=== The task ===
Repeat the material below exactly, line for line.

=== Entries ===

----

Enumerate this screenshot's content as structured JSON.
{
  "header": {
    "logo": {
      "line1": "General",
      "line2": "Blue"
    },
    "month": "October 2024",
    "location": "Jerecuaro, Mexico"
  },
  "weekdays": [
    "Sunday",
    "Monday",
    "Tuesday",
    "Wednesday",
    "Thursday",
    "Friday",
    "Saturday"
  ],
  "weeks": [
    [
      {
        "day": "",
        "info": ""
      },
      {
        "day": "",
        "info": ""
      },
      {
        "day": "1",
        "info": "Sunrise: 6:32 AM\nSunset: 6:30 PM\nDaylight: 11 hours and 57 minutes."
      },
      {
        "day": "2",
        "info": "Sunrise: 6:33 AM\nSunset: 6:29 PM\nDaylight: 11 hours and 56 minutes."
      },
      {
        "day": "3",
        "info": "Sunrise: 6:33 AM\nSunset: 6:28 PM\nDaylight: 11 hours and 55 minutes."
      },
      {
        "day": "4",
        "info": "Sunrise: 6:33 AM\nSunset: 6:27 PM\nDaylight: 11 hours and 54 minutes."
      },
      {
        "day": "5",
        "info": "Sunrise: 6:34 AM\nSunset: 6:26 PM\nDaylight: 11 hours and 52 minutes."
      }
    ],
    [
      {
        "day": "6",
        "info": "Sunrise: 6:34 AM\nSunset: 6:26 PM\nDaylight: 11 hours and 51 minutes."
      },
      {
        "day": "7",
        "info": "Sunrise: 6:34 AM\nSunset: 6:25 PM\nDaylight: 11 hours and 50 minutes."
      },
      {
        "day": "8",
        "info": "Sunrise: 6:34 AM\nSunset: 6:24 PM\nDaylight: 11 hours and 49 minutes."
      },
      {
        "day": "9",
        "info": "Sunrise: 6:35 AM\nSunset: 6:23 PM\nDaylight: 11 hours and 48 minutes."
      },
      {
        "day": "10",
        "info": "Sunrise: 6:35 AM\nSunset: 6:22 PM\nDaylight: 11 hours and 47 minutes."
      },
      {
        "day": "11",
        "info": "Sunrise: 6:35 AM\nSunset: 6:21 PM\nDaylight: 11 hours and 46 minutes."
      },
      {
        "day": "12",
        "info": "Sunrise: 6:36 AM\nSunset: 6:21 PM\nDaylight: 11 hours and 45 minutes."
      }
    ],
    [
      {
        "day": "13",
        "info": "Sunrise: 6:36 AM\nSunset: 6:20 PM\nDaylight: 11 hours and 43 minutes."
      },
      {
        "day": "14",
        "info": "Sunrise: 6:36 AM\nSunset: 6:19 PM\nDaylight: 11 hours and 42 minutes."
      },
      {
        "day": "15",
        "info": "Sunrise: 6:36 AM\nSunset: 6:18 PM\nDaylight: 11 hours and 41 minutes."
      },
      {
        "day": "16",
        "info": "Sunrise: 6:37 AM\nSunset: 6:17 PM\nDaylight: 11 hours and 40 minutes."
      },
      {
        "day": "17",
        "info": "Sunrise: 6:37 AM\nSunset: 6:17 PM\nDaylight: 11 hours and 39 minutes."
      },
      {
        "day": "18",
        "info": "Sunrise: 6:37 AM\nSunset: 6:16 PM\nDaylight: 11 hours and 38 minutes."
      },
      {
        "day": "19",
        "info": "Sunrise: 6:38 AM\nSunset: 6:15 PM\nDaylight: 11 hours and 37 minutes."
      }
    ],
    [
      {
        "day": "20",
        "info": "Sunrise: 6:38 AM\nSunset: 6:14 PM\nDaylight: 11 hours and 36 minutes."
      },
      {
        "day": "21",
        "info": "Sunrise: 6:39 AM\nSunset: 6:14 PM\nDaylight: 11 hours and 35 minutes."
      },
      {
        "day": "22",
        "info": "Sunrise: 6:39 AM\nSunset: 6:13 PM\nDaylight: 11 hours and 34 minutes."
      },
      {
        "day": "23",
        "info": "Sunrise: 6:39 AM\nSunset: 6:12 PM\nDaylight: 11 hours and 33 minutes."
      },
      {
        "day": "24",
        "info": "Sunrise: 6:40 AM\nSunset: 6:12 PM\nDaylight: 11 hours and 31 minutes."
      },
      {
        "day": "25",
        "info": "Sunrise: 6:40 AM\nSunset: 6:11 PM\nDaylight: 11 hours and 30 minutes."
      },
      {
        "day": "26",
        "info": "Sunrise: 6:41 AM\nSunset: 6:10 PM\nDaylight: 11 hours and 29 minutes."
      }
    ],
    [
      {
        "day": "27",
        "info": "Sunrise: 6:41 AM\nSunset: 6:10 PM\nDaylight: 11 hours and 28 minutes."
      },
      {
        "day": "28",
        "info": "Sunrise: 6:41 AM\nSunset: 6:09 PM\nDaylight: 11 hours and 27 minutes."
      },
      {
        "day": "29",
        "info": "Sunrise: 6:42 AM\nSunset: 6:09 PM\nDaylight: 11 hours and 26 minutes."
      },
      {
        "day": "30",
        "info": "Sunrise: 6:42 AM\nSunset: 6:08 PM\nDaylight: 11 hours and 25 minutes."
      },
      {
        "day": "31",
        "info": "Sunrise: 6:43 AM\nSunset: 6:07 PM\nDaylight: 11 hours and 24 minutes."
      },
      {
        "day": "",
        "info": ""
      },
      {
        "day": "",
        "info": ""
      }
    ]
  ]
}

----

=== Expected output ===
Enumerate this screenshot's content as structured JSON.
{
  "header": {
    "logo": {
      "line1": "General",
      "line2": "Blue"
    },
    "month": "October 2024",
    "location": "Jerecuaro, Mexico"
  },
  "weekdays": [
    "Sunday",
    "Monday",
    "Tuesday",
    "Wednesday",
    "Thursday",
    "Friday",
    "Saturday"
  ],
  "weeks": [
    [
      {
        "day": "",
        "info": ""
      },
      {
        "day": "",
        "info": ""
      },
      {
        "day": "1",
        "info": "Sunrise: 6:32 AM\nSunset: 6:30 PM\nDaylight: 11 hours and 57 minutes."
      },
      {
        "day": "2",
        "info": "Sunrise: 6:33 AM\nSunset: 6:29 PM\nDaylight: 11 hours and 56 minutes."
      },
      {
        "day": "3",
        "info": "Sunrise: 6:33 AM\nSunset: 6:28 PM\nDaylight: 11 hours and 55 minutes."
      },
      {
        "day": "4",
        "info": "Sunrise: 6:33 AM\nSunset: 6:27 PM\nDaylight: 11 hours and 54 minutes."
      },
      {
        "day": "5",
        "info": "Sunrise: 6:34 AM\nSunset: 6:26 PM\nDaylight: 11 hours and 52 minutes."
      }
    ],
    [
      {
        "day": "6",
        "info": "Sunrise: 6:34 AM\nSunset: 6:26 PM\nDaylight: 11 hours and 51 minutes."
      },
      {
        "day": "7",
        "info": "Sunrise: 6:34 AM\nSunset: 6:25 PM\nDaylight: 11 hours and 50 minutes."
      },
      {
        "day": "8",
        "info": "Sunrise: 6:34 AM\nSunset: 6:24 PM\nDaylight: 11 hours and 49 minutes."
      },
      {
        "day": "9",
        "info": "Sunrise: 6:35 AM\nSunset: 6:23 PM\nDaylight: 11 hours and 48 minutes."
      },
      {
        "day": "10",
        "info": "Sunrise: 6:35 AM\nSunset: 6:22 PM\nDaylight: 11 hours and 47 minutes."
      },
      {
        "day": "11",
        "info": "Sunrise: 6:35 AM\nSunset: 6:21 PM\nDaylight: 11 hours and 46 minutes."
      },
      {
        "day": "12",
        "info": "Sunrise: 6:36 AM\nSunset: 6:21 PM\nDaylight: 11 hours and 45 minutes."
      }
    ],
    [
      {
        "day": "13",
        "info": "Sunrise: 6:36 AM\nSunset: 6:20 PM\nDaylight: 11 hours and 43 minutes."
      },
      {
        "day": "14",
        "info": "Sunrise: 6:36 AM\nSunset: 6:19 PM\nDaylight: 11 hours and 42 minutes."
      },
      {
        "day": "15",
        "info": "Sunrise: 6:36 AM\nSunset: 6:18 PM\nDaylight: 11 hours and 41 minutes."
      },
      {
        "day": "16",
        "info": "Sunrise: 6:37 AM\nSunset: 6:17 PM\nDaylight: 11 hours and 40 minutes."
      },
      {
        "day": "17",
        "info": "Sunrise: 6:37 AM\nSunset: 6:17 PM\nDaylight: 11 hours and 39 minutes."
      },
      {
        "day": "18",
        "info": "Sunrise: 6:37 AM\nSunset: 6:16 PM\nDaylight: 11 hours and 38 minutes."
      },
      {
        "day": "19",
        "info": "Sunrise: 6:38 AM\nSunset: 6:15 PM\nDaylight: 11 hours and 37 minutes."
      }
    ],
    [
      {
        "day": "20",
        "info": "Sunrise: 6:38 AM\nSunset: 6:14 PM\nDaylight: 11 hours and 36 minutes."
      },
      {
        "day": "21",
        "info": "Sunrise: 6:39 AM\nSunset: 6:14 PM\nDaylight: 11 hours and 35 minutes."
      },
      {
        "day": "22",
        "info": "Sunrise: 6:39 AM\nSunset: 6:13 PM\nDaylight: 11 hours and 34 minutes."
      },
      {
        "day": "23",
        "info": "Sunrise: 6:39 AM\nSunset: 6:12 PM\nDaylight: 11 hours and 33 minutes."
      },
      {
        "day": "24",
        "info": "Sunrise: 6:40 AM\nSunset: 6:12 PM\nDaylight: 11 hours and 31 minutes."
      },
      {
        "day": "25",
        "info": "Sunrise: 6:40 AM\nSunset: 6:11 PM\nDaylight: 11 hours and 30 minutes."
      },
      {
        "day": "26",
        "info": "Sunrise: 6:41 AM\nSunset: 6:10 PM\nDaylight: 11 hours and 29 minutes."
      }
    ],
    [
      {
        "day": "27",
        "info": "Sunrise: 6:41 AM\nSunset: 6:10 PM\nDaylight: 11 hours and 28 minutes."
      },
      {
        "day": "28",
        "info": "Sunrise: 6:41 AM\nSunset: 6:09 PM\nDaylight: 11 hours and 27 minutes."
      },
      {
        "day": "29",
        "info": "Sunrise: 6:42 AM\nSunset: 6:09 PM\nDaylight: 11 hours and 26 minutes."
      },
      {
        "day": "30",
        "info": "Sunrise: 6:42 AM\nSunset: 6:08 PM\nDaylight: 11 hours and 25 minutes."
      },
      {
        "day": "31",
        "info": "Sunrise: 6:43 AM\nSunset: 6:07 PM\nDaylight: 11 hours and 24 minutes."
      },
      {
        "day": "",
        "info": ""
      },
      {
        "day": "",
        "info": ""
      }
    ]
  ]
}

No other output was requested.